** Start of PASSAGE SHOWN **

Living outside London in a rundown rural estate on the periphery of
all this activity, Emilie Selden, an unlikely apprentice to her
reclusive widowed father, grows up as a rigorously trained natural
scientist and philosopher. Barely aware of social graces, human
emotions or the domestic arts, Emilie spends most of her first 19
years immersed in the intellectual crucible of her father's
laboratory.

Then the opposite sex happens. Now that would seem almost a basic
necessity for a historical novel, except that at this point several
things could happen. The story could have dissolved into a banal
romance with the usual steamy vocabulary; it could have forged
virtuously onward as a boring triumph of feminist brains over
shallow amour; or it could have lost its way entirely and become a
social justice tract about how hard life could be for the working
classes.

But this is where THE ALCHEMIST'S DAUGHTER shows much more than its
scholarly mettle. From this most delicate turning point --- the
year 1725 "when everything changed" in Emilie's retrospective eye
--- McMahon achieves a brilliant, poignant and utterly
unforgettable tour de force that weaves together the real
complexity of human confusion and aspiration.

** End of PASSAGE SHOWN **

TASKS TO PERFORM:
1. List the three directions that the book review says the story could have taken at the turning point.
2. Echo the book review word for word, starting at "Living outside London" and ending at "laboratory.".
3. Proceed with the review of THE ALCHEMIST'S DAUGHTER from the point where it stops.
The listing is separate material, unrelated to the book review.

** Start of PROVIDED INFORMATION **

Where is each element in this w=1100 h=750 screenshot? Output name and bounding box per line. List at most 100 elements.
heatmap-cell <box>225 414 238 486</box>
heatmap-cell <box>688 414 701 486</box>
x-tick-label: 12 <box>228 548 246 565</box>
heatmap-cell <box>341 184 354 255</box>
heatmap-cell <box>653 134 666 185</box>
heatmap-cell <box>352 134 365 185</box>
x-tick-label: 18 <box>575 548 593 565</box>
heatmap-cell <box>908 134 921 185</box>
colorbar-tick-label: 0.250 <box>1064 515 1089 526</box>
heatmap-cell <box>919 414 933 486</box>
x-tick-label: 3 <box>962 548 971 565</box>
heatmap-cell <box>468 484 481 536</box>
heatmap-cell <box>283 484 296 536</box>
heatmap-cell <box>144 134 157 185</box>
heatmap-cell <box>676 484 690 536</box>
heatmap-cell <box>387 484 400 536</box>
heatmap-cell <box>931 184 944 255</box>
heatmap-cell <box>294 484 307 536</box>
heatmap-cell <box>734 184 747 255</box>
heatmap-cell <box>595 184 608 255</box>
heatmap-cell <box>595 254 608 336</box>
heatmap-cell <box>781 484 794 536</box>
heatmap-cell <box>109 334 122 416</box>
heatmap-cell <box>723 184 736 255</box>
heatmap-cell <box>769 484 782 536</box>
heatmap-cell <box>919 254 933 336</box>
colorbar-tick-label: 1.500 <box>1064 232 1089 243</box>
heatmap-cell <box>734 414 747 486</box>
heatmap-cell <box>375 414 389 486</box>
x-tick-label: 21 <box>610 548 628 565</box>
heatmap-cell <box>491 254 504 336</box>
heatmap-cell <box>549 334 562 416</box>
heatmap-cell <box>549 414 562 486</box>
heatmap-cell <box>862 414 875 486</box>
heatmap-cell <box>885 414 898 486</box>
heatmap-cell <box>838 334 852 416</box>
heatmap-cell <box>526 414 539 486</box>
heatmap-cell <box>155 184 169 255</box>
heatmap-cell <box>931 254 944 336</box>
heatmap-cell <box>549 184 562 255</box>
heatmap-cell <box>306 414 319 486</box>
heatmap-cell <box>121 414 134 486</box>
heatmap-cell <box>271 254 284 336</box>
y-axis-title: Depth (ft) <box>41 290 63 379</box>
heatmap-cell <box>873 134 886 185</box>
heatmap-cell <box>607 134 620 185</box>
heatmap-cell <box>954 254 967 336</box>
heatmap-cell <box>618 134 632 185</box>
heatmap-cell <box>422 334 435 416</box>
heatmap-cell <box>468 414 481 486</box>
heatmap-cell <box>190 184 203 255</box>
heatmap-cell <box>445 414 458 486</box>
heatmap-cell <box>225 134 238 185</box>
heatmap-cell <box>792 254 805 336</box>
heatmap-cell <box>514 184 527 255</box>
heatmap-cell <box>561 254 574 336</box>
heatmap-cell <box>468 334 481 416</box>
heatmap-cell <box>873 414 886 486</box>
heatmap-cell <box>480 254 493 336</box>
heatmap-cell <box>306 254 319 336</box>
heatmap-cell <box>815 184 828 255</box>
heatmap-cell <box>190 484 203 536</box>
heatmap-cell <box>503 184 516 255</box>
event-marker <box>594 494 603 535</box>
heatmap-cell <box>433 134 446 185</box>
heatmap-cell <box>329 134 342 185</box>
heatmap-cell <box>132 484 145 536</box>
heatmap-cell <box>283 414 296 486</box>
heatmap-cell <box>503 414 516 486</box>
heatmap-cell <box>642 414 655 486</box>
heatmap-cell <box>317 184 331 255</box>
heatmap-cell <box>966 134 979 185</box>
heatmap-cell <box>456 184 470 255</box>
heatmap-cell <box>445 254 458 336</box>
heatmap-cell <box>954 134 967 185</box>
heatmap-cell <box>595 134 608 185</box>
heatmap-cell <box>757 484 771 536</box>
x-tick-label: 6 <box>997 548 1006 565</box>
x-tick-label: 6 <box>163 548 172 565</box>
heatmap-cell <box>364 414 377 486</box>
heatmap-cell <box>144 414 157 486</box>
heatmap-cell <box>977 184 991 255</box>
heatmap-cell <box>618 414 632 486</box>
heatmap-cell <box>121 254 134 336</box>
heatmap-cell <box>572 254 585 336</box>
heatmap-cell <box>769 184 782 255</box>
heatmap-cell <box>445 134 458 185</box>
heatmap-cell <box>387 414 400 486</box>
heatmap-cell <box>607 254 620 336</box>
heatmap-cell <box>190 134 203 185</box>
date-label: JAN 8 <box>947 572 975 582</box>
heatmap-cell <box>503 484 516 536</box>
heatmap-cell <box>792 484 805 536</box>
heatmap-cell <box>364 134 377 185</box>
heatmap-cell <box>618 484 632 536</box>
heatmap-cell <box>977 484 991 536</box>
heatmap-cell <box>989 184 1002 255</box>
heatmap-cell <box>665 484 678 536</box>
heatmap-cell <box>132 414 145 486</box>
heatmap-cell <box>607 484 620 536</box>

** End of PROVIDED INFORMATION **
** Start of PROVIDED INFORMATION **

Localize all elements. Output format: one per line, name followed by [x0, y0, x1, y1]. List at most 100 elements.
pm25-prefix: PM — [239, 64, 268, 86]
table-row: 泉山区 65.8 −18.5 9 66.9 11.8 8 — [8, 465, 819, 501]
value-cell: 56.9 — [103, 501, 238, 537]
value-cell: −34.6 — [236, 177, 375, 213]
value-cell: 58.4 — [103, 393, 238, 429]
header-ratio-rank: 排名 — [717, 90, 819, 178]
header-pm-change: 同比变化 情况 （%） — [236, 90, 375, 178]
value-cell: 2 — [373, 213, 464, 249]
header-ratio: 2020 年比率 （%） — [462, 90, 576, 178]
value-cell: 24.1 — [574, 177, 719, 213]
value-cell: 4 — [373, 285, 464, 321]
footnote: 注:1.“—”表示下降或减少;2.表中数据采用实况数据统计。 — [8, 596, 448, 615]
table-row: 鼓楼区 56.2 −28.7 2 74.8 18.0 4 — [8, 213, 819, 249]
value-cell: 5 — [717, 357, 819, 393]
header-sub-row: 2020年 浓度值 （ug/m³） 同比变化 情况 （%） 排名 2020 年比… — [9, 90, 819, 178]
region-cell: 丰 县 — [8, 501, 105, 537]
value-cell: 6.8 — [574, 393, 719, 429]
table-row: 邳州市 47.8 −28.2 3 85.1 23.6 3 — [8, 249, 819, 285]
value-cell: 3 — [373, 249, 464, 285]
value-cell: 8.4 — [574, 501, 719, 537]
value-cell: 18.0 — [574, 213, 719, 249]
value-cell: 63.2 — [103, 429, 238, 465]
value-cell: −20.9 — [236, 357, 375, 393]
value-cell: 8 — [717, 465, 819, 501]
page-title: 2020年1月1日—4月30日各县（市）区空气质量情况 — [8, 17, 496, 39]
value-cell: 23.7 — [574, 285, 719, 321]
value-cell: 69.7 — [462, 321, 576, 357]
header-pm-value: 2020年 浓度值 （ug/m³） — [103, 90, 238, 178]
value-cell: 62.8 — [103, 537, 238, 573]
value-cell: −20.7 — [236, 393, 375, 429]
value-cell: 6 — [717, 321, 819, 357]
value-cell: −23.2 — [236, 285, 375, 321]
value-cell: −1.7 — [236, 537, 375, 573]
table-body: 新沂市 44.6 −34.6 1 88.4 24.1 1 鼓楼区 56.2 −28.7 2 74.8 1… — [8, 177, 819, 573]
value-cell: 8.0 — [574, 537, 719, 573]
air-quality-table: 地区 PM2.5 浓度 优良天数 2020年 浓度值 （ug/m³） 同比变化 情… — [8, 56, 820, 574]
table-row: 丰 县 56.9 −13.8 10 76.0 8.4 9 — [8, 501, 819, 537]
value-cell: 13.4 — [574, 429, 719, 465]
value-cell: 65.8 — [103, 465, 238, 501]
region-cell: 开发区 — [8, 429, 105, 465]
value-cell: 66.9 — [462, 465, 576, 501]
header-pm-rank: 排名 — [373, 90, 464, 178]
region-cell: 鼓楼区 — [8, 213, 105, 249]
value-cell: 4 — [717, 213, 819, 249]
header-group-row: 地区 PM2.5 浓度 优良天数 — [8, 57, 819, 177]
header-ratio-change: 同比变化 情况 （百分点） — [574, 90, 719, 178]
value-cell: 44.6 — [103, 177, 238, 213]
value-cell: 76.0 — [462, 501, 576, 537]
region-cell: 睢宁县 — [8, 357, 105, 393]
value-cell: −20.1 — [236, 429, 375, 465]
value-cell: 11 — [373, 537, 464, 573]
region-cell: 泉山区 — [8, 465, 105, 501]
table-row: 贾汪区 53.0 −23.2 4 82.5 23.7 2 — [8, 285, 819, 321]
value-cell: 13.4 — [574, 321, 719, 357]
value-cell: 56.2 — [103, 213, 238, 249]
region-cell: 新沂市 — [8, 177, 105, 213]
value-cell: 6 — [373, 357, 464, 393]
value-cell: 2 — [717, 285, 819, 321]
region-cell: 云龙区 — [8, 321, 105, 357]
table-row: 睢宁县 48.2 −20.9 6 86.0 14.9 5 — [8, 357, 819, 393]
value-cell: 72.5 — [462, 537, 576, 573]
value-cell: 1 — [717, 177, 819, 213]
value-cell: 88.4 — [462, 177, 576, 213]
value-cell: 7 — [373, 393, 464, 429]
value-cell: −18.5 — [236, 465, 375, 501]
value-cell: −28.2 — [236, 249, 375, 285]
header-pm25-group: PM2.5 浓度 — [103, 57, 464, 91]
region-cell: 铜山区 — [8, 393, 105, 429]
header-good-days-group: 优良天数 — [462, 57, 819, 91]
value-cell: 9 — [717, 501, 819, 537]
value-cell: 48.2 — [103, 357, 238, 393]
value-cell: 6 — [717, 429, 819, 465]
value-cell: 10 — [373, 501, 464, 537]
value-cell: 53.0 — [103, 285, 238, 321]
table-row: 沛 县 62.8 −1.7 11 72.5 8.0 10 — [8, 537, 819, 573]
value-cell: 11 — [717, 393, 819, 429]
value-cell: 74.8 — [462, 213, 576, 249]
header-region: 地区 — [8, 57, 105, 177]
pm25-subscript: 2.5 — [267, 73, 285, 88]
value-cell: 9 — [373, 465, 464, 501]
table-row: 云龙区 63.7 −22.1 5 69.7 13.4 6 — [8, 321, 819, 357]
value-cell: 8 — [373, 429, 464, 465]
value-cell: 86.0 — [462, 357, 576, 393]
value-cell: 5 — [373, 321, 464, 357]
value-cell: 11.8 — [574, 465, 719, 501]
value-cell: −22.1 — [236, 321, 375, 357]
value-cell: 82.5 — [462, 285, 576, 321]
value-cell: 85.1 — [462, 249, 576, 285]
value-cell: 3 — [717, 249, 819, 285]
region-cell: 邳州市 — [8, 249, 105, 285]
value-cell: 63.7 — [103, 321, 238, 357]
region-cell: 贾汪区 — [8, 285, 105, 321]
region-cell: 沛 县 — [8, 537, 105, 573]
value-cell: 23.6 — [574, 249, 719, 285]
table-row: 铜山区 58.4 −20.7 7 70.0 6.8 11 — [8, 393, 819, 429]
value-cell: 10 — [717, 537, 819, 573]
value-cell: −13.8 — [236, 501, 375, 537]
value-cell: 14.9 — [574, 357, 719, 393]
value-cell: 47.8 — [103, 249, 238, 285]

** End of PROVIDED INFORMATION **

RESPONSE LIST:
1.
- Dissolving into a banal romance with the usual steamy vocabulary
- Forging virtuously onward as a boring triumph of feminist brains over shallow amour
- Losing its way entirely and becoming a social justice tract about how hard life could be for the working classes

2.
Living outside London in a rundown rural estate on the periphery of
all this activity, Emilie Selden, an unlikely apprentice to her
reclusive widowed father, grows up as a rigorously trained natural
scientist and philosopher. Barely aware of social graces, human
emotions or the domestic arts, Emilie spends most of her first 19
years immersed in the intellectual crucible of her father's
laboratory.

3.
It's not only about a brilliant young woman surviving on the edge
of her social and historical milieu; it's not only about love
betrayed and love fiercely guarded; and it's not only about the
thundering clash of ignorance and ethics. In McMahon's supple and
experienced hands, her story is all of this and much more. Emilie
is so fully and powerfully drawn that she fills, overflows, the
strangely diverse historical container in which she began, herself
a secret "experiment" whose conclusion is yet to be.

Through Emilie's reflections, notes, diaries and disasters, THE
ALCHEMIST'S DAUGHTER takes you from the glories of the Age of
Enlightenment to the foul underside of British 18th-century life,
and everywhere in between. It's a page-turner with startling beauty
and substance that takes the strange alchemy of a confused and
confusing time and refines it into true gold. This is easily
Katharine McMahon's best work yet.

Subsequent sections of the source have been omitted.